* **WHAT THE EXERCISE ASKS**
Sort through the data and copy the lines holding the word "Amplitude".

··· GIVEN RECORDS ···

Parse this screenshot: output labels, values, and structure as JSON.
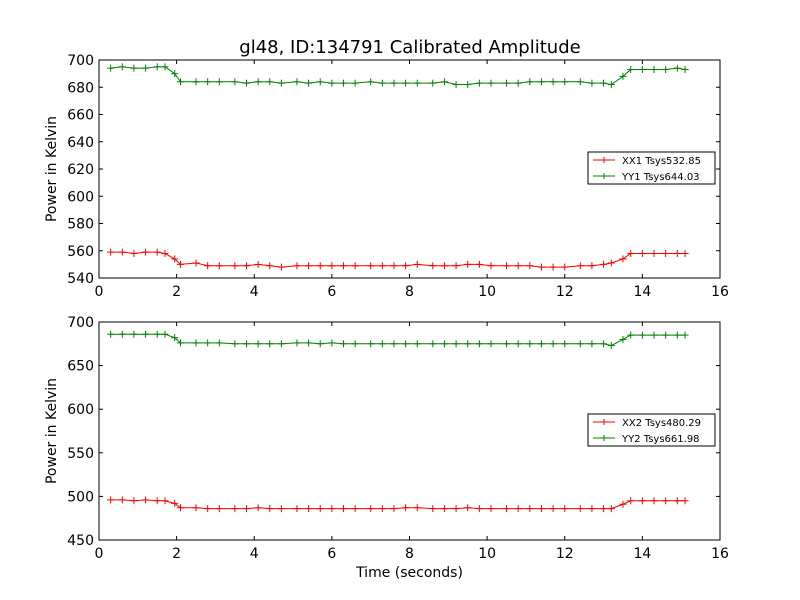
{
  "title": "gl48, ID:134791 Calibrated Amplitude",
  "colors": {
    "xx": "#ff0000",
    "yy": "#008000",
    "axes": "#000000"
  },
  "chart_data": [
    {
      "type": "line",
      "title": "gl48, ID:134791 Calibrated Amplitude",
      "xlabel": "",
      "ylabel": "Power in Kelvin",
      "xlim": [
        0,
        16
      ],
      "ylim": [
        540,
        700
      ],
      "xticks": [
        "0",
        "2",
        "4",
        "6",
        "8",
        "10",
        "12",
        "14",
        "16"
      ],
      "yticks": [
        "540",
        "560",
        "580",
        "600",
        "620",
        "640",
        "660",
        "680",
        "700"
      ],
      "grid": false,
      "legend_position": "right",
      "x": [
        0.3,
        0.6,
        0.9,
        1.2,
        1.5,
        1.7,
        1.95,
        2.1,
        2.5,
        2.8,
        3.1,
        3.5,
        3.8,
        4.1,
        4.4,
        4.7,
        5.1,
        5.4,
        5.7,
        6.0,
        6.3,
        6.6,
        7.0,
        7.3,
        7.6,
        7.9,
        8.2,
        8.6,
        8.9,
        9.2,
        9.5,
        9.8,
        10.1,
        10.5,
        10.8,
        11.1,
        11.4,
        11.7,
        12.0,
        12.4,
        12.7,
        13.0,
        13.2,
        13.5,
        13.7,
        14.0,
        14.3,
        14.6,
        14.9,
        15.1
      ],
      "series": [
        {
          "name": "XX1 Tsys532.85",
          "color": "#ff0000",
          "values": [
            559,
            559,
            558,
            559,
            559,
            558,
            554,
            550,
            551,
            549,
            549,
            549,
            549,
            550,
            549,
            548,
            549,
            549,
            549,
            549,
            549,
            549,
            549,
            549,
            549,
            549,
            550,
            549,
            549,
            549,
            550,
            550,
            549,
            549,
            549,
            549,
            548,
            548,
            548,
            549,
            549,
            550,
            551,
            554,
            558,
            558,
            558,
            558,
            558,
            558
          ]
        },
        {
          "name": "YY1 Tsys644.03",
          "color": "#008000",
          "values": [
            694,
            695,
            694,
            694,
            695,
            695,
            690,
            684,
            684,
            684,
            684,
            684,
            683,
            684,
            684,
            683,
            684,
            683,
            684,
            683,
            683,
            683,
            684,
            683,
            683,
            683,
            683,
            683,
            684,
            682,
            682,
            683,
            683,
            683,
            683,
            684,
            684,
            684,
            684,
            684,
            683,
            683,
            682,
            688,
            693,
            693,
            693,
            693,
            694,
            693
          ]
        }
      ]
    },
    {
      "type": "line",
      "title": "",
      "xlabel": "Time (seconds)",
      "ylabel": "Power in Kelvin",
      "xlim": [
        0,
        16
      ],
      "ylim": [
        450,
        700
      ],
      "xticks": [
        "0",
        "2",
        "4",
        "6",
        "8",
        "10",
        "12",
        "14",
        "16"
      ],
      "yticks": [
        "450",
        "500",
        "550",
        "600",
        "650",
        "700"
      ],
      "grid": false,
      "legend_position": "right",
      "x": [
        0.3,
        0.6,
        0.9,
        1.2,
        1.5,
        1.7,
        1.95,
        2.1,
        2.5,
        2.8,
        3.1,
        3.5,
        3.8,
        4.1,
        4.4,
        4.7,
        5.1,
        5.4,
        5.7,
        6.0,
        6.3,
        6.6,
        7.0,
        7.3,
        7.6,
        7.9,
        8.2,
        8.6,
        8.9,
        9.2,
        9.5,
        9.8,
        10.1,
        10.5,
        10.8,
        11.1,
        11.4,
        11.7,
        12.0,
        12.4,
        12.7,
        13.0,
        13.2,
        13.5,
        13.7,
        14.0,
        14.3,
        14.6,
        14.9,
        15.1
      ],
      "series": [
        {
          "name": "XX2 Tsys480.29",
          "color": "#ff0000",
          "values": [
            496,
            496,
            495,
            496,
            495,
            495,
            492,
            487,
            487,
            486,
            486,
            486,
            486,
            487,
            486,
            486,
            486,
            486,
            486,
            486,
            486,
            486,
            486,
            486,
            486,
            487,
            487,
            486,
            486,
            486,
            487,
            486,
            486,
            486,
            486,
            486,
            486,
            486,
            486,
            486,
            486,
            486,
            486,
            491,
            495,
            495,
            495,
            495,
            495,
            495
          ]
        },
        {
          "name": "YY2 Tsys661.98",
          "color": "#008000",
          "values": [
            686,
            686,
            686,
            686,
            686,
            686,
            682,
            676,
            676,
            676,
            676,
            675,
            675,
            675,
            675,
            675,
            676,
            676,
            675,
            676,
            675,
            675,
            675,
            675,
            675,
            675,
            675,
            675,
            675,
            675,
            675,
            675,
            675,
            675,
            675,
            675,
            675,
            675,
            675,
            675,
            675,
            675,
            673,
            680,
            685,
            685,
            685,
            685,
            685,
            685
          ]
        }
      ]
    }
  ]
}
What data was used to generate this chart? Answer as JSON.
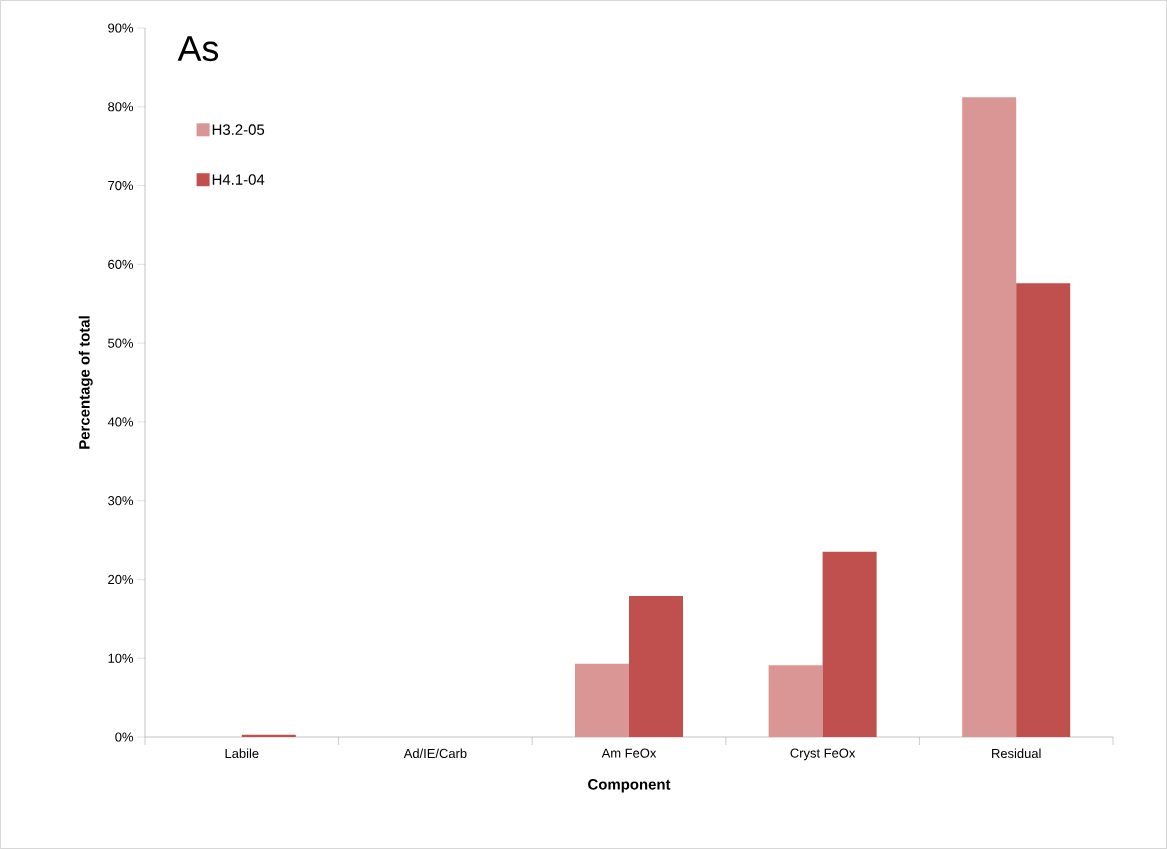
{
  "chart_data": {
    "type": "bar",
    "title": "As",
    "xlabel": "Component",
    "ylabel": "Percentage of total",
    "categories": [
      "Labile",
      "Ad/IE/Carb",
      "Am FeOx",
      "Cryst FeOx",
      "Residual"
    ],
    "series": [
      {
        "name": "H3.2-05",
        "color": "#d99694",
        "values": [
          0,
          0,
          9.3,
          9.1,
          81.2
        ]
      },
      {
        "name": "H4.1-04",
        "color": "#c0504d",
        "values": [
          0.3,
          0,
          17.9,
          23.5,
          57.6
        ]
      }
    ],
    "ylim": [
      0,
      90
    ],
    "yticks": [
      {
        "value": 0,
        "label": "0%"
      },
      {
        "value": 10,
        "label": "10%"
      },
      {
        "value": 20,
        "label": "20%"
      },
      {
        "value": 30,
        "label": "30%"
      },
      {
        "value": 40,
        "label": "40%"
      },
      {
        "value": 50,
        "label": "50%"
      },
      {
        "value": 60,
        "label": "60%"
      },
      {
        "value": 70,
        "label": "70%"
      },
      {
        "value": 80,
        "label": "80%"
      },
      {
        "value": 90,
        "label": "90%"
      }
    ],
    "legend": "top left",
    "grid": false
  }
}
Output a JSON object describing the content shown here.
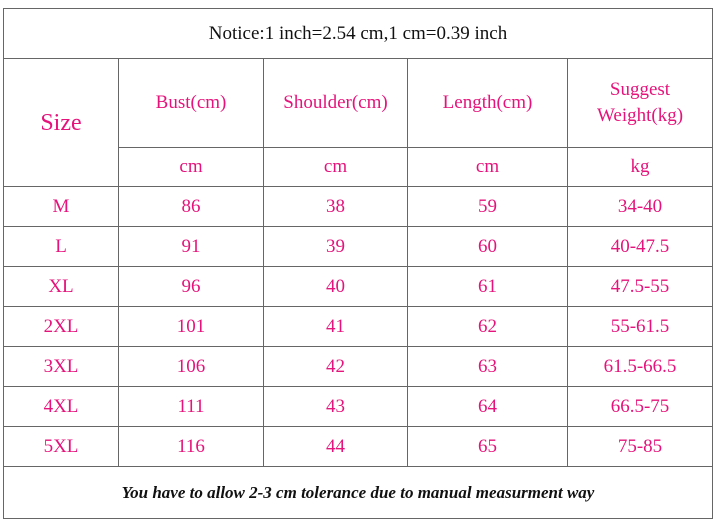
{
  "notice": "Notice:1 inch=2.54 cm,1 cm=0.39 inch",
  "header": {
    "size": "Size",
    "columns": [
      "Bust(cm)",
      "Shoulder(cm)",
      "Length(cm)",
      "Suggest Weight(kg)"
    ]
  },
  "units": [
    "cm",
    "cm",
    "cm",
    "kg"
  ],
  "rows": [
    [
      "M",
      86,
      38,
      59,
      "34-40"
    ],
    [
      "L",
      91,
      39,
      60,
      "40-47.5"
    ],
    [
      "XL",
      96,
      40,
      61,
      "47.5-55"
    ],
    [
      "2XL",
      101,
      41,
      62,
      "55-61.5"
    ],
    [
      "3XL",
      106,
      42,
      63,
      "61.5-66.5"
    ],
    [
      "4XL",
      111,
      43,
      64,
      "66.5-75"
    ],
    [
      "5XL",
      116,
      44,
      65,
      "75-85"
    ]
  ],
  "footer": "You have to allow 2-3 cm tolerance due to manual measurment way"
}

···

* **ANSWER TO THE PROBLEM**
  "title": "gl48, ID:134791 Calibrated Amplitude",
      "title": "gl48, ID:134791 Calibrated Amplitude",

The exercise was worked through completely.